From the listing below, select every line where the word "xlabel" appears.

╔══

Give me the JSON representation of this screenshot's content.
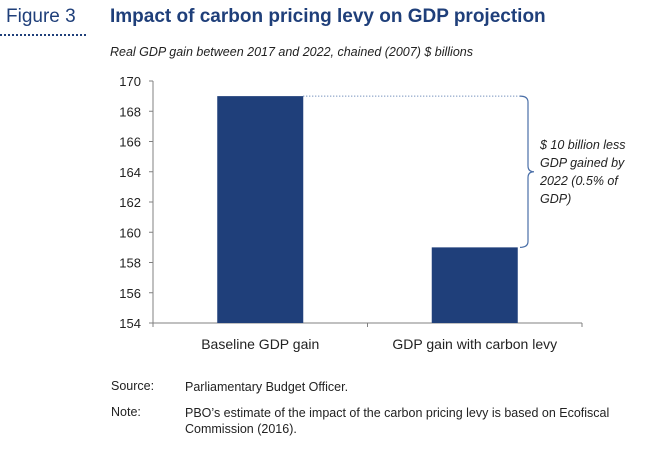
{
  "figure": {
    "label": "Figure 3",
    "title": "Impact of carbon pricing levy on GDP projection",
    "subtitle": "Real GDP gain between 2017 and 2022, chained (2007) $ billions"
  },
  "chart_data": {
    "type": "bar",
    "categories": [
      "Baseline GDP gain",
      "GDP gain with carbon levy"
    ],
    "values": [
      169,
      159
    ],
    "ylim": [
      154,
      170
    ],
    "yticks": [
      154,
      156,
      158,
      160,
      162,
      164,
      166,
      168,
      170
    ],
    "xlabel": "",
    "ylabel": "",
    "grid": false,
    "bar_color": "#1f3f7a",
    "annotation": {
      "lines": [
        "$ 10 billion less",
        "GDP gained by",
        "2022 (0.5% of",
        "GDP)"
      ]
    }
  },
  "notes": {
    "source_label": "Source:",
    "source_text": "Parliamentary Budget Officer.",
    "note_label": "Note:",
    "note_text": "PBO’s estimate of the impact of the carbon pricing levy is based on Ecofiscal Commission (2016)."
  }
}
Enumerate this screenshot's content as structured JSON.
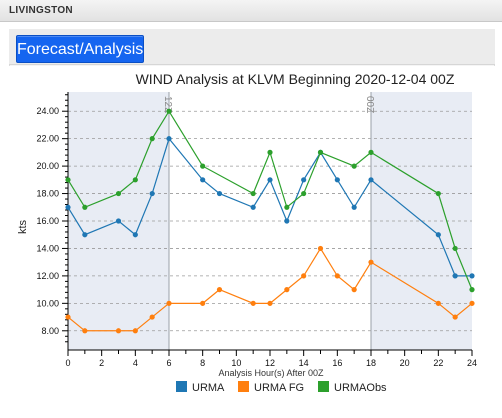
{
  "app": {
    "station_name": "LIVINGSTON"
  },
  "tabs": [
    {
      "label": "Forecast/Analysis",
      "active": true
    }
  ],
  "colors": {
    "urma": "#1f77b4",
    "urma_fg": "#ff7f0e",
    "urma_obs": "#2ca02c",
    "accent": "#1565f0",
    "shade": "#e8ecf4"
  },
  "chart_data": {
    "type": "line",
    "title": "WIND Analysis at KLVM Beginning 2020-12-04 00Z",
    "xlabel": "Analysis Hour(s) After 00Z",
    "ylabel": "kts",
    "xlim": [
      0,
      24
    ],
    "ylim": [
      6.6,
      25.4
    ],
    "x_ticks": [
      0,
      2,
      4,
      6,
      8,
      10,
      12,
      14,
      16,
      18,
      20,
      22,
      24
    ],
    "y_ticks": [
      8,
      10,
      12,
      14,
      16,
      18,
      20,
      22,
      24
    ],
    "y_tick_labels": [
      "8.00",
      "10.00",
      "12.00",
      "14.00",
      "16.00",
      "18.00",
      "20.00",
      "22.00",
      "24.00"
    ],
    "grid": "horizontal dashed",
    "legend_position": "bottom",
    "shaded_ranges": [
      [
        0,
        6
      ],
      [
        18,
        24
      ]
    ],
    "markers": [
      {
        "x": 6,
        "label": "12Z"
      },
      {
        "x": 18,
        "label": "00Z"
      }
    ],
    "series": [
      {
        "name": "URMA",
        "color": "#1f77b4",
        "x": [
          0,
          1,
          3,
          4,
          5,
          6,
          8,
          9,
          11,
          12,
          13,
          14,
          15,
          16,
          17,
          18,
          22,
          23,
          24
        ],
        "values": [
          17,
          15,
          16,
          15,
          18,
          22,
          19,
          18,
          17,
          19,
          16,
          19,
          21,
          19,
          17,
          19,
          15,
          12,
          12
        ]
      },
      {
        "name": "URMA FG",
        "color": "#ff7f0e",
        "x": [
          0,
          1,
          3,
          4,
          5,
          6,
          8,
          9,
          11,
          12,
          13,
          14,
          15,
          16,
          17,
          18,
          22,
          23,
          24
        ],
        "values": [
          9,
          8,
          8,
          8,
          9,
          10,
          10,
          11,
          10,
          10,
          11,
          12,
          14,
          12,
          11,
          13,
          10,
          9,
          10
        ]
      },
      {
        "name": "URMAObs",
        "color": "#2ca02c",
        "x": [
          0,
          1,
          3,
          4,
          5,
          6,
          8,
          11,
          12,
          13,
          14,
          15,
          17,
          18,
          22,
          23,
          24
        ],
        "values": [
          19,
          17,
          18,
          19,
          22,
          24,
          20,
          18,
          21,
          17,
          18,
          21,
          20,
          21,
          18,
          14,
          11
        ]
      }
    ]
  }
}
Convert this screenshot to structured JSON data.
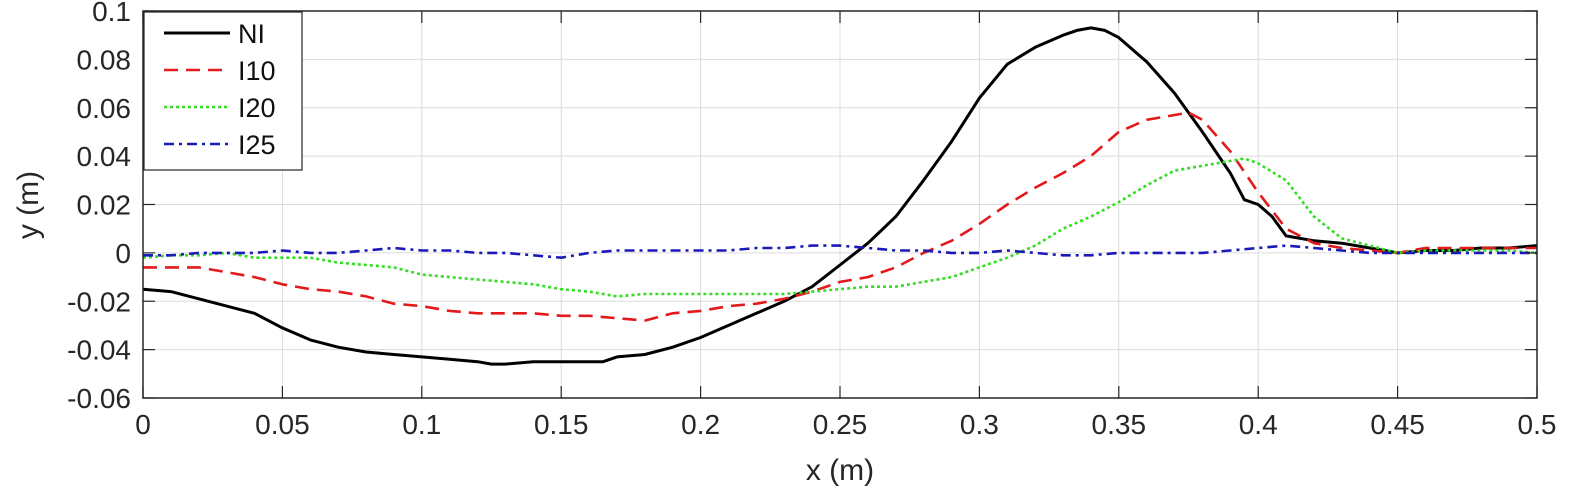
{
  "chart_data": {
    "type": "line",
    "title": "",
    "xlabel": "x (m)",
    "ylabel": "y (m)",
    "xlim": [
      0,
      0.5
    ],
    "ylim": [
      -0.06,
      0.1
    ],
    "x_ticks": [
      "0",
      "0.05",
      "0.1",
      "0.15",
      "0.2",
      "0.25",
      "0.3",
      "0.35",
      "0.4",
      "0.45",
      "0.5"
    ],
    "y_ticks": [
      "-0.06",
      "-0.04",
      "-0.02",
      "0",
      "0.02",
      "0.04",
      "0.06",
      "0.08",
      "0.1"
    ],
    "grid": true,
    "legend_position": "top-left",
    "series": [
      {
        "name": "NI",
        "color": "#000000",
        "style": "solid",
        "x": [
          0,
          0.01,
          0.02,
          0.03,
          0.04,
          0.05,
          0.06,
          0.07,
          0.08,
          0.09,
          0.1,
          0.11,
          0.12,
          0.125,
          0.13,
          0.14,
          0.15,
          0.16,
          0.165,
          0.17,
          0.18,
          0.19,
          0.2,
          0.21,
          0.22,
          0.23,
          0.24,
          0.25,
          0.26,
          0.27,
          0.28,
          0.29,
          0.3,
          0.31,
          0.32,
          0.33,
          0.335,
          0.34,
          0.345,
          0.35,
          0.36,
          0.37,
          0.38,
          0.39,
          0.395,
          0.4,
          0.405,
          0.41,
          0.42,
          0.43,
          0.44,
          0.45,
          0.46,
          0.47,
          0.48,
          0.49,
          0.5
        ],
        "values": [
          -0.015,
          -0.016,
          -0.019,
          -0.022,
          -0.025,
          -0.031,
          -0.036,
          -0.039,
          -0.041,
          -0.042,
          -0.043,
          -0.044,
          -0.045,
          -0.046,
          -0.046,
          -0.045,
          -0.045,
          -0.045,
          -0.045,
          -0.043,
          -0.042,
          -0.039,
          -0.035,
          -0.03,
          -0.025,
          -0.02,
          -0.014,
          -0.005,
          0.004,
          0.015,
          0.03,
          0.046,
          0.064,
          0.078,
          0.085,
          0.09,
          0.092,
          0.093,
          0.092,
          0.089,
          0.079,
          0.066,
          0.05,
          0.033,
          0.022,
          0.02,
          0.015,
          0.007,
          0.005,
          0.004,
          0.002,
          0.0,
          0.001,
          0.001,
          0.002,
          0.002,
          0.003
        ]
      },
      {
        "name": "I10",
        "color": "#e31a1c",
        "style": "dashed",
        "x": [
          0,
          0.01,
          0.02,
          0.03,
          0.04,
          0.05,
          0.06,
          0.07,
          0.08,
          0.09,
          0.1,
          0.11,
          0.12,
          0.13,
          0.14,
          0.15,
          0.16,
          0.17,
          0.18,
          0.19,
          0.2,
          0.21,
          0.22,
          0.23,
          0.24,
          0.25,
          0.26,
          0.27,
          0.28,
          0.29,
          0.3,
          0.31,
          0.32,
          0.33,
          0.34,
          0.35,
          0.36,
          0.37,
          0.375,
          0.38,
          0.39,
          0.4,
          0.41,
          0.42,
          0.43,
          0.44,
          0.45,
          0.46,
          0.47,
          0.48,
          0.49,
          0.5
        ],
        "values": [
          -0.006,
          -0.006,
          -0.006,
          -0.008,
          -0.01,
          -0.013,
          -0.015,
          -0.016,
          -0.018,
          -0.021,
          -0.022,
          -0.024,
          -0.025,
          -0.025,
          -0.025,
          -0.026,
          -0.026,
          -0.027,
          -0.028,
          -0.025,
          -0.024,
          -0.022,
          -0.021,
          -0.019,
          -0.016,
          -0.012,
          -0.01,
          -0.006,
          0.0,
          0.005,
          0.012,
          0.02,
          0.027,
          0.033,
          0.04,
          0.05,
          0.055,
          0.057,
          0.058,
          0.055,
          0.042,
          0.025,
          0.01,
          0.004,
          0.002,
          0.001,
          0.0,
          0.002,
          0.002,
          0.002,
          0.002,
          0.002
        ]
      },
      {
        "name": "I20",
        "color": "#33dd22",
        "style": "dotted",
        "x": [
          0,
          0.01,
          0.02,
          0.03,
          0.04,
          0.05,
          0.06,
          0.07,
          0.08,
          0.09,
          0.1,
          0.11,
          0.12,
          0.13,
          0.14,
          0.15,
          0.16,
          0.17,
          0.18,
          0.19,
          0.2,
          0.21,
          0.22,
          0.23,
          0.24,
          0.25,
          0.26,
          0.27,
          0.28,
          0.29,
          0.3,
          0.31,
          0.32,
          0.33,
          0.34,
          0.35,
          0.36,
          0.37,
          0.38,
          0.39,
          0.395,
          0.4,
          0.41,
          0.42,
          0.43,
          0.44,
          0.45,
          0.46,
          0.47,
          0.48,
          0.49,
          0.5
        ],
        "values": [
          -0.002,
          -0.001,
          -0.001,
          0.0,
          -0.002,
          -0.002,
          -0.002,
          -0.004,
          -0.005,
          -0.006,
          -0.009,
          -0.01,
          -0.011,
          -0.012,
          -0.013,
          -0.015,
          -0.016,
          -0.018,
          -0.017,
          -0.017,
          -0.017,
          -0.017,
          -0.017,
          -0.017,
          -0.016,
          -0.015,
          -0.014,
          -0.014,
          -0.012,
          -0.01,
          -0.006,
          -0.002,
          0.003,
          0.01,
          0.015,
          0.021,
          0.028,
          0.034,
          0.036,
          0.038,
          0.039,
          0.037,
          0.03,
          0.015,
          0.006,
          0.003,
          0.0,
          0.001,
          0.001,
          0.001,
          0.001,
          0.0
        ]
      },
      {
        "name": "I25",
        "color": "#1a1ab8",
        "style": "dashdot",
        "x": [
          0,
          0.01,
          0.02,
          0.03,
          0.04,
          0.05,
          0.06,
          0.07,
          0.08,
          0.09,
          0.1,
          0.11,
          0.12,
          0.13,
          0.14,
          0.15,
          0.16,
          0.17,
          0.18,
          0.19,
          0.2,
          0.21,
          0.22,
          0.23,
          0.24,
          0.25,
          0.26,
          0.27,
          0.28,
          0.29,
          0.3,
          0.31,
          0.32,
          0.33,
          0.34,
          0.35,
          0.36,
          0.37,
          0.38,
          0.39,
          0.4,
          0.41,
          0.42,
          0.43,
          0.44,
          0.45,
          0.46,
          0.47,
          0.48,
          0.49,
          0.5
        ],
        "values": [
          -0.001,
          -0.001,
          0.0,
          0.0,
          0.0,
          0.001,
          0.0,
          0.0,
          0.001,
          0.002,
          0.001,
          0.001,
          0.0,
          0.0,
          -0.001,
          -0.002,
          0.0,
          0.001,
          0.001,
          0.001,
          0.001,
          0.001,
          0.002,
          0.002,
          0.003,
          0.003,
          0.002,
          0.001,
          0.001,
          0.0,
          0.0,
          0.001,
          0.0,
          -0.001,
          -0.001,
          0.0,
          0.0,
          0.0,
          0.0,
          0.001,
          0.002,
          0.003,
          0.002,
          0.001,
          0.0,
          0.0,
          0.0,
          0.0,
          0.0,
          0.0,
          0.0
        ]
      }
    ]
  }
}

╚══

» **Result of the task**
    "xlabel": "",
    "xlabel": "Analysis Hour(s) After 00Z",
    "xlabel": "x (m)",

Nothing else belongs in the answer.